## RECORDED DATA:
┄┄┄┄┄┄┄┄┄┄┄┄┄┄┄┄┄┄┄┄

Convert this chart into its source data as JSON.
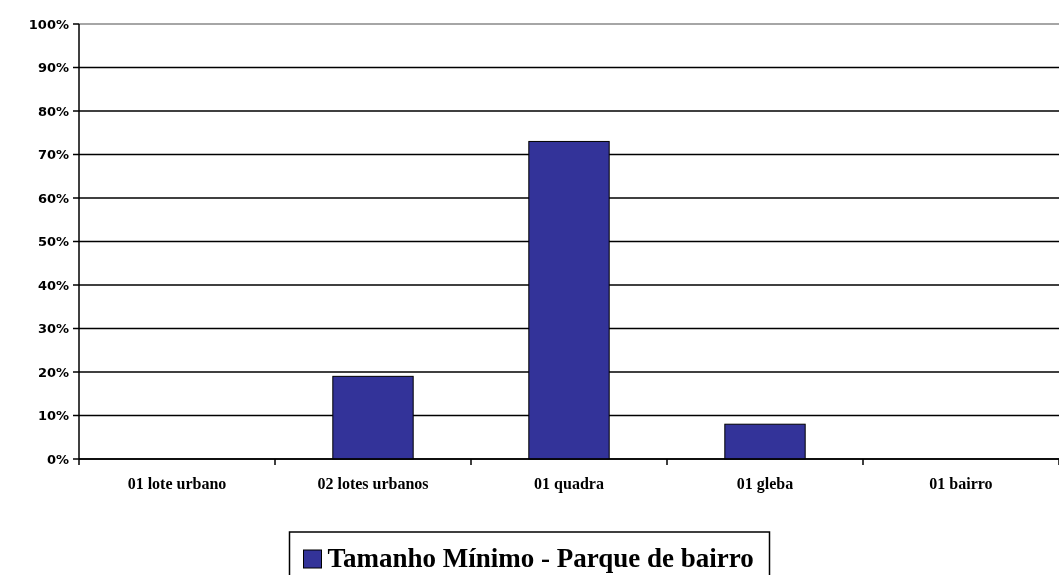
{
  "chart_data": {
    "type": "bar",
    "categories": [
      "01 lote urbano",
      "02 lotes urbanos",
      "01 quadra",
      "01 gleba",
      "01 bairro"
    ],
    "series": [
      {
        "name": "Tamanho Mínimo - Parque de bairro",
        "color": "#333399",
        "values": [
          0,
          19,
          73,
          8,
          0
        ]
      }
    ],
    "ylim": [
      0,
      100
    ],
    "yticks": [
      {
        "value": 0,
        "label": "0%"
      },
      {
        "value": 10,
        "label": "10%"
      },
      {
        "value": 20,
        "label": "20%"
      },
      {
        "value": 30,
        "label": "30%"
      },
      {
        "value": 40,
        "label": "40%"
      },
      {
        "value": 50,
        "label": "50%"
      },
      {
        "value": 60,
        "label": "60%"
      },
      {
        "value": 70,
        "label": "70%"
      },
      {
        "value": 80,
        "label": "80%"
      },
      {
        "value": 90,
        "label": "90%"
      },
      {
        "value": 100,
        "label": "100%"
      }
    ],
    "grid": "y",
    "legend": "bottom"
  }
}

┄┄┄┄┄┄┄┄┄┄┄┄┄┄┄┄┄┄┄┄

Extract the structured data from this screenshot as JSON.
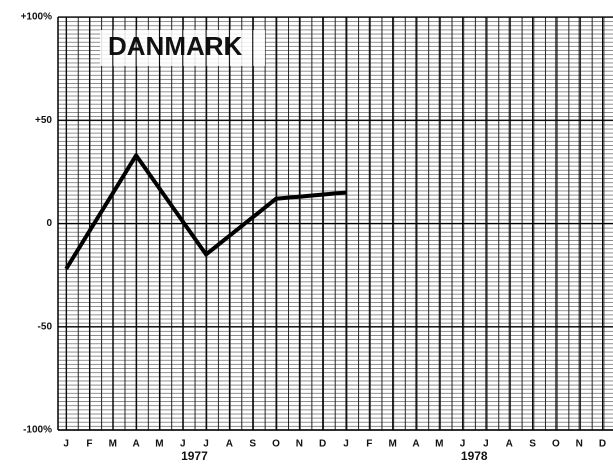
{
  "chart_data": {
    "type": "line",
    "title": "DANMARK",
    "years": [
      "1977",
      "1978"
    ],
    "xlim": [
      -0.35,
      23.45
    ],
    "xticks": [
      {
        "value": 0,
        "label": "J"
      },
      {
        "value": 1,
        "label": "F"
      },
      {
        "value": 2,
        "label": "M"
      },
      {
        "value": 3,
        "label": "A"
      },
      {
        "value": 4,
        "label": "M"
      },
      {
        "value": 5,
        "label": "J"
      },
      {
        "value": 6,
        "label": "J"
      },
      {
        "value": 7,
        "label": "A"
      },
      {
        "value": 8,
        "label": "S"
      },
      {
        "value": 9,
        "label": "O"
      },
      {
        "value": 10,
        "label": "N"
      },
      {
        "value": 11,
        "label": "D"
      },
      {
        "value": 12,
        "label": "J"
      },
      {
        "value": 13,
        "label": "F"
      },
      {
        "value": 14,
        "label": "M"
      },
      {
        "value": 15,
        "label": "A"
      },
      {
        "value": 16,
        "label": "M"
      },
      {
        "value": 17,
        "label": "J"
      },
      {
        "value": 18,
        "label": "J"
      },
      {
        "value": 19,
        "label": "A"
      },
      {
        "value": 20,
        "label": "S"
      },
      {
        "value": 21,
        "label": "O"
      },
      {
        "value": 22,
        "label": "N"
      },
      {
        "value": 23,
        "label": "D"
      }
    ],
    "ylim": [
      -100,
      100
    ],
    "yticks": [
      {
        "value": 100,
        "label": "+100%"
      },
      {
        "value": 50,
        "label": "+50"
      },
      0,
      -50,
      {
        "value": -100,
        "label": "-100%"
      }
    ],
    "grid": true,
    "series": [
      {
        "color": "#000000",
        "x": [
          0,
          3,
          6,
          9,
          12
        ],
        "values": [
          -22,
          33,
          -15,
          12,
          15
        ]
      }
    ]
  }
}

┄┄┄┄┄┄┄┄┄┄┄┄┄┄┄┄┄┄┄┄

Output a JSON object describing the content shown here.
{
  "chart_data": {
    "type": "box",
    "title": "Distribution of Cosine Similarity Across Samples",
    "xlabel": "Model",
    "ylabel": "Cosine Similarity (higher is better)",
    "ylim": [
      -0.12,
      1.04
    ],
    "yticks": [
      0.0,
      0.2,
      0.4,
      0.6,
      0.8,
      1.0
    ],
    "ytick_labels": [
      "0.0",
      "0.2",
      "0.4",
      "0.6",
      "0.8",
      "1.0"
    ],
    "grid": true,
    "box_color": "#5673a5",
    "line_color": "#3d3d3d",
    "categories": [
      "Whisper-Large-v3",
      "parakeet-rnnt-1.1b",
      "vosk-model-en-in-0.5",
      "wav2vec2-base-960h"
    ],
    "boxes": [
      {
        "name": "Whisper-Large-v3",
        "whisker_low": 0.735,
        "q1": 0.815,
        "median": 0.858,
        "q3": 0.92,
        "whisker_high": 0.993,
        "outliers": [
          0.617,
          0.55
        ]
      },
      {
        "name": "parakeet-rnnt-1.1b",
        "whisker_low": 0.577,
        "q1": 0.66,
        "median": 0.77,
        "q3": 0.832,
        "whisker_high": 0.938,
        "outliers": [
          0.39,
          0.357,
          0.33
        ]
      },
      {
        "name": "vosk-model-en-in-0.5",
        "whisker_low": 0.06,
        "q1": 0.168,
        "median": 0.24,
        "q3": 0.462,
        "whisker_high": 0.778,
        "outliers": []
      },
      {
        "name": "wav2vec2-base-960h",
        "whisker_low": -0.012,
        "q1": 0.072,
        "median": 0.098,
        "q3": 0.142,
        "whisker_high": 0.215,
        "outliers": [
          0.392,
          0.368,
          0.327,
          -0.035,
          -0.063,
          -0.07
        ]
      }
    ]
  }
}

┄┄┄┄┄┄┄┄┄┄┄┄┄┄┄┄┄┄┄┄

## STATED TASK:
Provide only the count of lines in the data above that include the string "median".

## ANSWER TO THIS PROBLEM:
4